Set down the entries word for word, from the first line through the line containing "heatmap-cell <box>404 235 412 244</box>".
-*-*-
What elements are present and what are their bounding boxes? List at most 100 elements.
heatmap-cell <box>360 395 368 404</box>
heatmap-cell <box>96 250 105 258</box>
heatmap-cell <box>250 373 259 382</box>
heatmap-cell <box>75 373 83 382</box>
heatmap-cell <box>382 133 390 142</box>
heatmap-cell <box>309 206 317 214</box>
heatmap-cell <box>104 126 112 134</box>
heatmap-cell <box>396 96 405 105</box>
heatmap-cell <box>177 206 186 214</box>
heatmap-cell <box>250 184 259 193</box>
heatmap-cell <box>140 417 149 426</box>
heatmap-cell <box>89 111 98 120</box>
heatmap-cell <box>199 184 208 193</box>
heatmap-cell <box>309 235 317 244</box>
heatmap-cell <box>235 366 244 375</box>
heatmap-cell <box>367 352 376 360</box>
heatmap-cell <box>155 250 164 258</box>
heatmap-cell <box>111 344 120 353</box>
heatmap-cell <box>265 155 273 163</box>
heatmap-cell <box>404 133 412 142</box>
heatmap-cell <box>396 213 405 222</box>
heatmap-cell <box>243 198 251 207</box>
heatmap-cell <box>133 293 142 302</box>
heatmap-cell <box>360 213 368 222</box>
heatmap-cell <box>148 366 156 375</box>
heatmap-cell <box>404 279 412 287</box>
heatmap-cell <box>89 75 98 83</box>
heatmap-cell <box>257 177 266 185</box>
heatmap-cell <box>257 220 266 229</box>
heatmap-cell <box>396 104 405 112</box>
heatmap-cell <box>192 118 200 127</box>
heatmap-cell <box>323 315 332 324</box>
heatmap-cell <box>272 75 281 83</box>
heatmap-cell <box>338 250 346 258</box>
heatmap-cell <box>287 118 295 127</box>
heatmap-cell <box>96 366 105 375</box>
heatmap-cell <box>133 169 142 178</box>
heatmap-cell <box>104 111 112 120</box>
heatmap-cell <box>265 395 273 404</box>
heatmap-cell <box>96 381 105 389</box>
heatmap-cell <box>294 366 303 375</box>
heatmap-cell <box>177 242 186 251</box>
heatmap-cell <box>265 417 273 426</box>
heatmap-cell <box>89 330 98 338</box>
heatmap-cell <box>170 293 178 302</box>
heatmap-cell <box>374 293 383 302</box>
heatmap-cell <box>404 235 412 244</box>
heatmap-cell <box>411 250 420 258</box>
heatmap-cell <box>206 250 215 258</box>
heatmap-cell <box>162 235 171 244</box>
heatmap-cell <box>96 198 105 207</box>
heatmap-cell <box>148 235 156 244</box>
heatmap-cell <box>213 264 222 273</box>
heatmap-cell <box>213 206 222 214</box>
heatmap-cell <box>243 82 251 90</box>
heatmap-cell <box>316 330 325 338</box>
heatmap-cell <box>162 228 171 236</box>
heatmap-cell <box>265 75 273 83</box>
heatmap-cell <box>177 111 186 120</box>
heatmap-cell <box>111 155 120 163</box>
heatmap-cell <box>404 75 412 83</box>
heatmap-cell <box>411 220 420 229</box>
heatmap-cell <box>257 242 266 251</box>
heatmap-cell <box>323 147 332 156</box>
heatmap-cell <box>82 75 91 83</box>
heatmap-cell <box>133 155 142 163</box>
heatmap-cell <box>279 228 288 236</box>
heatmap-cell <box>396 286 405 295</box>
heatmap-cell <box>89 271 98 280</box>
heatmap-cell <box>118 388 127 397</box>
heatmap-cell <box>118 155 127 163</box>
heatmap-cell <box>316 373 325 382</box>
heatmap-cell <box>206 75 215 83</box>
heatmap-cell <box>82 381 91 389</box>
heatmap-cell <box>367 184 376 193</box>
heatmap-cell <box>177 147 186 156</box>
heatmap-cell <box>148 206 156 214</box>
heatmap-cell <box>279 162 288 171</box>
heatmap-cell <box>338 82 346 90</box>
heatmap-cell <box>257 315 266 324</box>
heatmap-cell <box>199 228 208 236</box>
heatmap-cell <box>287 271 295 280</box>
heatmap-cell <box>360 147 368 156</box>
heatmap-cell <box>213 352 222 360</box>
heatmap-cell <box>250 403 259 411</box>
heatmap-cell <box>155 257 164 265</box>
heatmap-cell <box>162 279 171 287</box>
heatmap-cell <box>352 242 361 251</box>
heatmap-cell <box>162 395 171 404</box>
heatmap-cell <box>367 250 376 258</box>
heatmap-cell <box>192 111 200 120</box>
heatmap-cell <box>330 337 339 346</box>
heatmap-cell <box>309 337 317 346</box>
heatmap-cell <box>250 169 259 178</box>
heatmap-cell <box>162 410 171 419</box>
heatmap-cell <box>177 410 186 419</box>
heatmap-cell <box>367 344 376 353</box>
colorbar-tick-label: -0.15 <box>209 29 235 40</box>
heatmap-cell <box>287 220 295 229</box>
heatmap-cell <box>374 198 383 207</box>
-*-*-
ANSWER TO THIS EXERCISE -
What elements are present and what are their bounding boxes? List at most 100 elements.
heatmap-cell <box>360 395 368 404</box>
heatmap-cell <box>96 250 105 258</box>
heatmap-cell <box>250 373 259 382</box>
heatmap-cell <box>75 373 83 382</box>
heatmap-cell <box>382 133 390 142</box>
heatmap-cell <box>309 206 317 214</box>
heatmap-cell <box>104 126 112 134</box>
heatmap-cell <box>396 96 405 105</box>
heatmap-cell <box>177 206 186 214</box>
heatmap-cell <box>250 184 259 193</box>
heatmap-cell <box>140 417 149 426</box>
heatmap-cell <box>89 111 98 120</box>
heatmap-cell <box>199 184 208 193</box>
heatmap-cell <box>309 235 317 244</box>
heatmap-cell <box>235 366 244 375</box>
heatmap-cell <box>367 352 376 360</box>
heatmap-cell <box>155 250 164 258</box>
heatmap-cell <box>111 344 120 353</box>
heatmap-cell <box>265 155 273 163</box>
heatmap-cell <box>404 133 412 142</box>
heatmap-cell <box>396 213 405 222</box>
heatmap-cell <box>243 198 251 207</box>
heatmap-cell <box>133 293 142 302</box>
heatmap-cell <box>360 213 368 222</box>
heatmap-cell <box>148 366 156 375</box>
heatmap-cell <box>404 279 412 287</box>
heatmap-cell <box>89 75 98 83</box>
heatmap-cell <box>257 177 266 185</box>
heatmap-cell <box>257 220 266 229</box>
heatmap-cell <box>396 104 405 112</box>
heatmap-cell <box>192 118 200 127</box>
heatmap-cell <box>323 315 332 324</box>
heatmap-cell <box>272 75 281 83</box>
heatmap-cell <box>338 250 346 258</box>
heatmap-cell <box>287 118 295 127</box>
heatmap-cell <box>96 366 105 375</box>
heatmap-cell <box>133 169 142 178</box>
heatmap-cell <box>104 111 112 120</box>
heatmap-cell <box>265 395 273 404</box>
heatmap-cell <box>96 381 105 389</box>
heatmap-cell <box>294 366 303 375</box>
heatmap-cell <box>177 242 186 251</box>
heatmap-cell <box>265 417 273 426</box>
heatmap-cell <box>89 330 98 338</box>
heatmap-cell <box>170 293 178 302</box>
heatmap-cell <box>374 293 383 302</box>
heatmap-cell <box>404 235 412 244</box>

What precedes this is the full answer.